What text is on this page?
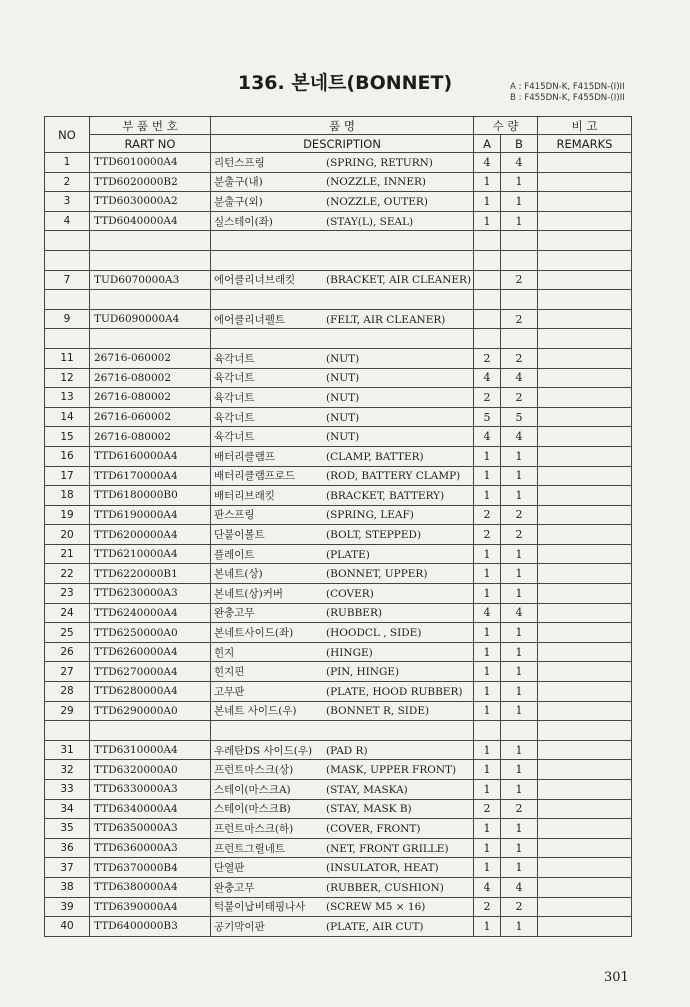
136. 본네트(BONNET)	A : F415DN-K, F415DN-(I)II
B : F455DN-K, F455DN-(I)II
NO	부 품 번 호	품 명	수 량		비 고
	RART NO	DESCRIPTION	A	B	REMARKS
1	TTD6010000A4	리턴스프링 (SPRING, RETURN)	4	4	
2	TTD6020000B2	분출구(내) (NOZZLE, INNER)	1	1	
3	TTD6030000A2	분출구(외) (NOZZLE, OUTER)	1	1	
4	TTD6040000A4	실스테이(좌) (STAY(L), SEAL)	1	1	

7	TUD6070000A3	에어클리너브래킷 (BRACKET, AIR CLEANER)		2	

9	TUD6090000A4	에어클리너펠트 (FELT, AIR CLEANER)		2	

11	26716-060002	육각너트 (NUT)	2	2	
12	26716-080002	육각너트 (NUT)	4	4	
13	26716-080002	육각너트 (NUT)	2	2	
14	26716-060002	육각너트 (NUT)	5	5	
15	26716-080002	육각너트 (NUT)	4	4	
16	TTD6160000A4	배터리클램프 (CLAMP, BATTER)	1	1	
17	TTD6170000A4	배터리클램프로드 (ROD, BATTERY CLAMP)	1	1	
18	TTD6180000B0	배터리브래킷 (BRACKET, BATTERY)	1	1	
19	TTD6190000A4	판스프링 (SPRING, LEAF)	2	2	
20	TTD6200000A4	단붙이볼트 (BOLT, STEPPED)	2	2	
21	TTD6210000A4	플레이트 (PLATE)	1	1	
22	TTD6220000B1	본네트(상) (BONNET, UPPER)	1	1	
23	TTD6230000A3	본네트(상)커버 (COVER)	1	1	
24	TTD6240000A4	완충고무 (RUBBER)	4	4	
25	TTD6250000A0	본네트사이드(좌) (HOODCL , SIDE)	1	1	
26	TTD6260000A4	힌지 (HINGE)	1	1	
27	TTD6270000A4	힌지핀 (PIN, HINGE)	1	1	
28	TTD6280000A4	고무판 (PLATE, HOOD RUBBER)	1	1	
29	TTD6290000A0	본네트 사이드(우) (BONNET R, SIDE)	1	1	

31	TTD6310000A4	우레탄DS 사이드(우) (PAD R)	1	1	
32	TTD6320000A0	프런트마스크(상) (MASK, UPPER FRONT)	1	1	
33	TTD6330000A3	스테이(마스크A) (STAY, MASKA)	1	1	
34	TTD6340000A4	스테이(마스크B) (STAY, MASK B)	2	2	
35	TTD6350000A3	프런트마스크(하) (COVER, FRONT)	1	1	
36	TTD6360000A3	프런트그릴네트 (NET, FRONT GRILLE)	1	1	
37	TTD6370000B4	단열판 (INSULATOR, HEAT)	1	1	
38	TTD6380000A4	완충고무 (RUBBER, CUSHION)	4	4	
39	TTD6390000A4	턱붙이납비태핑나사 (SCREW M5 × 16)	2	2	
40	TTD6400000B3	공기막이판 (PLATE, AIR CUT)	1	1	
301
##############################
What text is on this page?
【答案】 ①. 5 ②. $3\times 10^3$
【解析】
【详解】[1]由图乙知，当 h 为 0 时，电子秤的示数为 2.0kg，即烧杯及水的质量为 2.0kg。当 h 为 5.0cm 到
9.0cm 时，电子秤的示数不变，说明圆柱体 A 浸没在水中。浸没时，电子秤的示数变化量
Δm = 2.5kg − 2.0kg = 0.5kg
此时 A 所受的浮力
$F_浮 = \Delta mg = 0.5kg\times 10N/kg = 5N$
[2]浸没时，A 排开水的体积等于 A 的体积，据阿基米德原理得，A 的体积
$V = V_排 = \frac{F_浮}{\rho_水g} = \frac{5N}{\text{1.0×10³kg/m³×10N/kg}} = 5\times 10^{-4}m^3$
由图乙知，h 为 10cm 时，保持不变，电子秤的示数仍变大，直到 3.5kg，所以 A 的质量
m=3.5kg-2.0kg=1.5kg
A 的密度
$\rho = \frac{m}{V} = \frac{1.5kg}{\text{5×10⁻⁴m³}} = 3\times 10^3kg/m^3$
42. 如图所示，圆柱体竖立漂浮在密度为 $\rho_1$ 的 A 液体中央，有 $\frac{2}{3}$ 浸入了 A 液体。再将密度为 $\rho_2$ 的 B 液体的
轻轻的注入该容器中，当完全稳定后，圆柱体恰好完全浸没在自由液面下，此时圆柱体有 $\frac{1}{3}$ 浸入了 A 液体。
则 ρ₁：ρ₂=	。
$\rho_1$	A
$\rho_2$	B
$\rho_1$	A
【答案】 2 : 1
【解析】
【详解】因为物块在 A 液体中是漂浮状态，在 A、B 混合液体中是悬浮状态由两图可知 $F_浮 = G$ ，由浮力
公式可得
##############################
Pick out every line above that holds the word "COVER" and copy it.

### Solution for this task
23	TTD6230000A3	본네트(상)커버 (COVER)	1	1	
35	TTD6350000A3	프런트마스크(하) (COVER, FRONT)	1	1	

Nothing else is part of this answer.